**Raw records:**
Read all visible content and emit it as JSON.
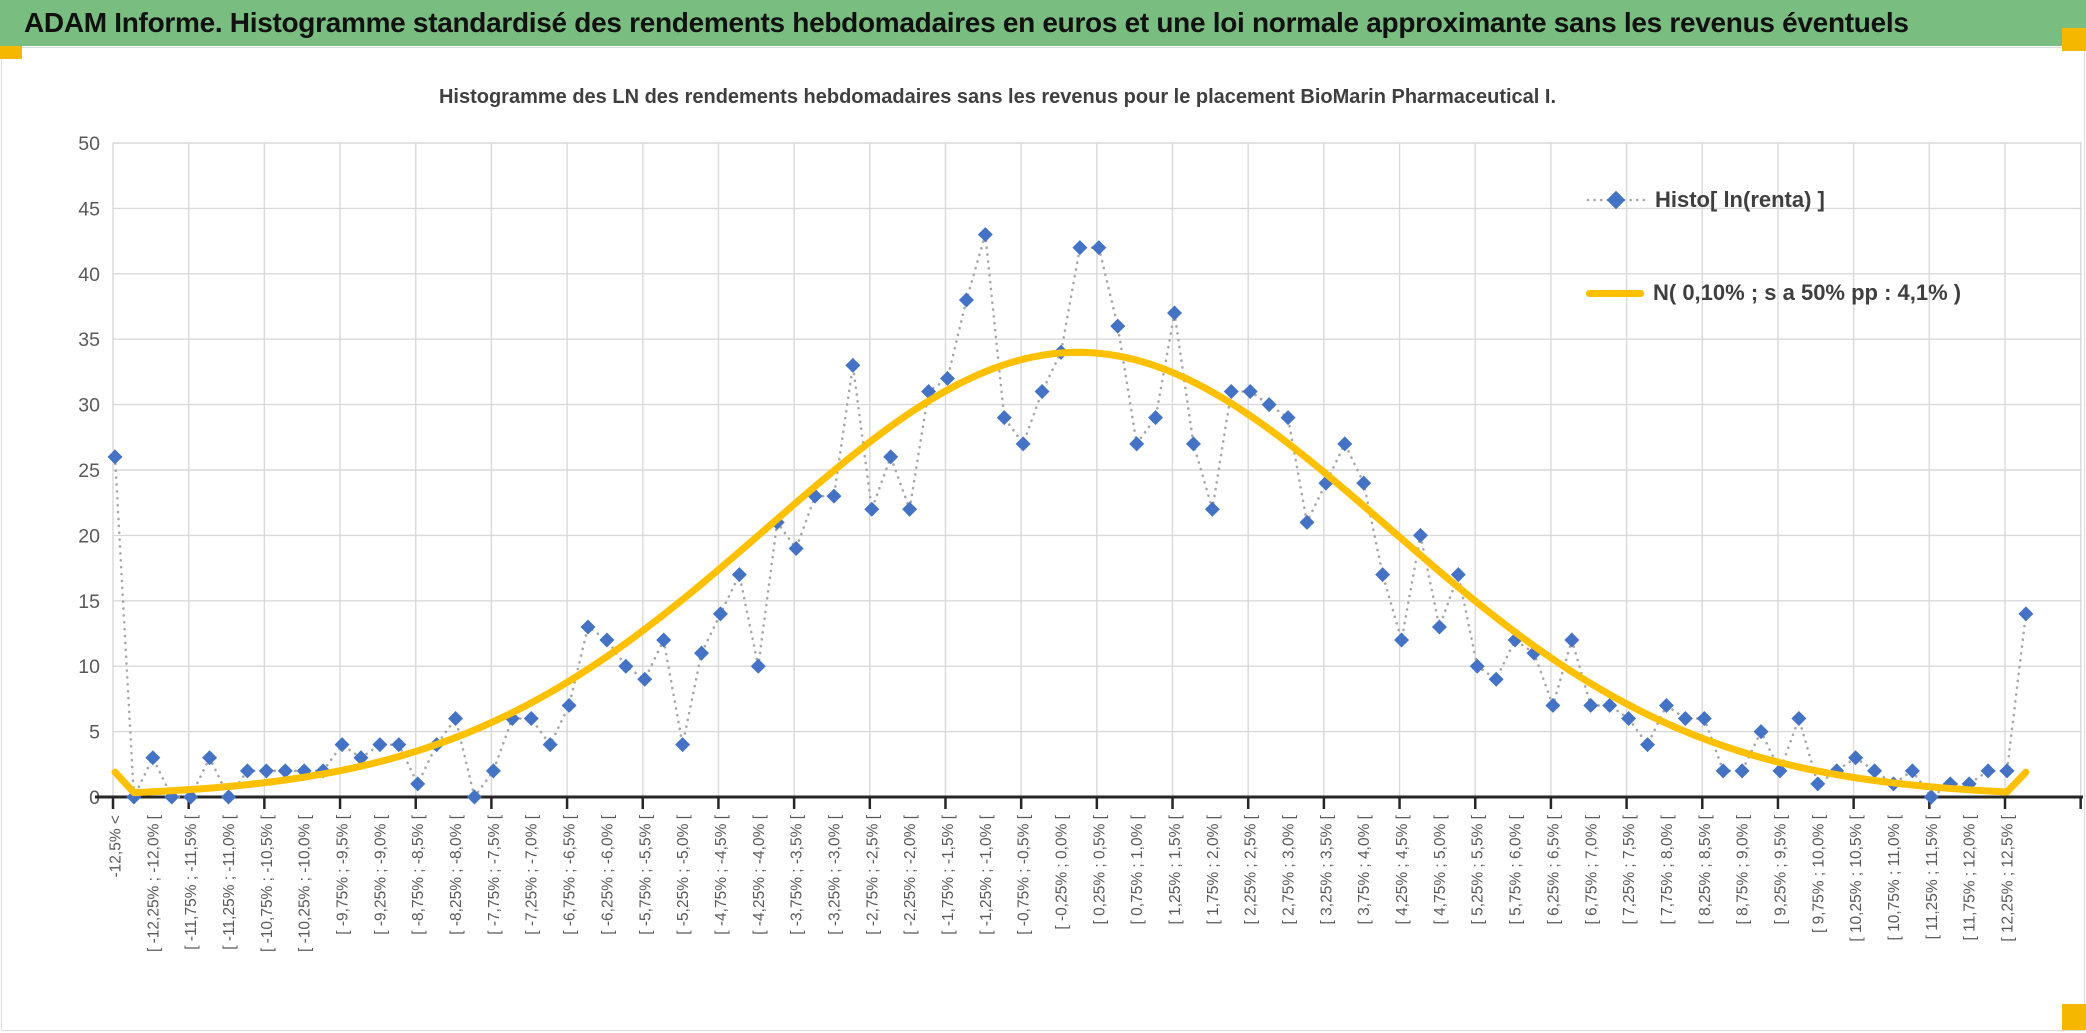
{
  "title_bar": {
    "label": "ADAM Informe. Histogramme standardisé des rendements hebdomadaires en euros et une loi normale approximante sans les revenus éventuels",
    "bg_color": "#7abd80",
    "text_color": "#111111"
  },
  "chart_data": {
    "type": "line",
    "title": "Histogramme des LN des rendements hebdomadaires sans les revenus pour le placement BioMarin Pharmaceutical I.",
    "xlabel": "",
    "ylabel": "",
    "ylim": [
      0,
      50
    ],
    "y_tick_step": 5,
    "y_tick_labels": [
      "50",
      "45",
      "40",
      "35",
      "30",
      "25",
      "20",
      "15",
      "10",
      "5",
      "0"
    ],
    "grid": true,
    "legend_position": "upper-right",
    "n_bins": 102,
    "label_every_n_bins": 2,
    "x_tick_labels": [
      "-12,5% <",
      "[ -12,25% ; -12,0% [",
      "[ -11,75% ; -11,5% [",
      "[ -11,25% ; -11,0% [",
      "[ -10,75% ; -10,5% [",
      "[ -10,25% ; -10,0% [",
      "[ -9,75% ; -9,5% [",
      "[ -9,25% ; -9,0% [",
      "[ -8,75% ; -8,5% [",
      "[ -8,25% ; -8,0% [",
      "[ -7,75% ; -7,5% [",
      "[ -7,25% ; -7,0% [",
      "[ -6,75% ; -6,5% [",
      "[ -6,25% ; -6,0% [",
      "[ -5,75% ; -5,5% [",
      "[ -5,25% ; -5,0% [",
      "[ -4,75% ; -4,5% [",
      "[ -4,25% ; -4,0% [",
      "[ -3,75% ; -3,5% [",
      "[ -3,25% ; -3,0% [",
      "[ -2,75% ; -2,5% [",
      "[ -2,25% ; -2,0% [",
      "[ -1,75% ; -1,5% [",
      "[ -1,25% ; -1,0% [",
      "[ -0,75% ; -0,5% [",
      "[ -0,25% ; 0,0% [",
      "[ 0,25% ; 0,5% [",
      "[ 0,75% ; 1,0% [",
      "[ 1,25% ; 1,5% [",
      "[ 1,75% ; 2,0% [",
      "[ 2,25% ; 2,5% [",
      "[ 2,75% ; 3,0% [",
      "[ 3,25% ; 3,5% [",
      "[ 3,75% ; 4,0% [",
      "[ 4,25% ; 4,5% [",
      "[ 4,75% ; 5,0% [",
      "[ 5,25% ; 5,5% [",
      "[ 5,75% ; 6,0% [",
      "[ 6,25% ; 6,5% [",
      "[ 6,75% ; 7,0% [",
      "[ 7,25% ; 7,5% [",
      "[ 7,75% ; 8,0% [",
      "[ 8,25% ; 8,5% [",
      "[ 8,75% ; 9,0% [",
      "[ 9,25% ; 9,5% [",
      "[ 9,75% ; 10,0% [",
      "[ 10,25% ; 10,5% [",
      "[ 10,75% ; 11,0% [",
      "[ 11,25% ; 11,5% [",
      "[ 11,75% ; 12,0% [",
      "[ 12,25% ; 12,5% ["
    ],
    "series": [
      {
        "name": "Histo[ ln(renta) ]",
        "type": "scatter",
        "marker": "diamond",
        "marker_color": "#4472c4",
        "line_style": "dotted",
        "line_color": "#a6a6a6",
        "values": [
          26,
          0,
          3,
          0,
          0,
          3,
          0,
          2,
          2,
          2,
          2,
          2,
          4,
          3,
          4,
          4,
          1,
          4,
          6,
          0,
          2,
          6,
          6,
          4,
          7,
          13,
          12,
          10,
          9,
          12,
          4,
          11,
          14,
          17,
          10,
          21,
          19,
          23,
          23,
          33,
          22,
          26,
          22,
          31,
          32,
          38,
          43,
          29,
          27,
          31,
          34,
          42,
          42,
          36,
          27,
          29,
          37,
          27,
          22,
          31,
          31,
          30,
          29,
          21,
          24,
          27,
          24,
          17,
          12,
          20,
          13,
          17,
          10,
          9,
          12,
          11,
          7,
          12,
          7,
          7,
          6,
          4,
          7,
          6,
          6,
          2,
          2,
          5,
          2,
          6,
          1,
          2,
          3,
          2,
          1,
          2,
          0,
          1,
          1,
          2,
          2,
          14
        ]
      },
      {
        "name": "N( 0,10% ; s a 50% pp : 4,1% )",
        "type": "line",
        "smooth": true,
        "color": "#ffc000",
        "normal_params": {
          "mean_label": "0,10%",
          "sigma_label": "4,1%",
          "peak_height": 34,
          "mean_bin": 50.9,
          "sigma_bins": 16.4,
          "tail_bin_value": 1.9
        }
      }
    ]
  },
  "colors": {
    "gridline": "#d9d9d9",
    "axis_line": "#262626",
    "tick_label": "#595959",
    "chart_text": "#3f3f3f",
    "selection_handle": "#f5b700",
    "diamond_blue": "#4472c4",
    "curve_yellow": "#ffc000",
    "dotted_gray": "#a6a6a6",
    "title_green": "#7abd80"
  }
}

**Description of the task:** Take each line containing the string "hebdomadaires" and copy it out.

**Written solution:**
    "label": "ADAM Informe. Histogramme standardisé des rendements hebdomadaires en euros et une loi normale approximante sans les revenus éventuels",
    "title": "Histogramme des LN des rendements hebdomadaires sans les revenus pour le placement BioMarin Pharmaceutical I.",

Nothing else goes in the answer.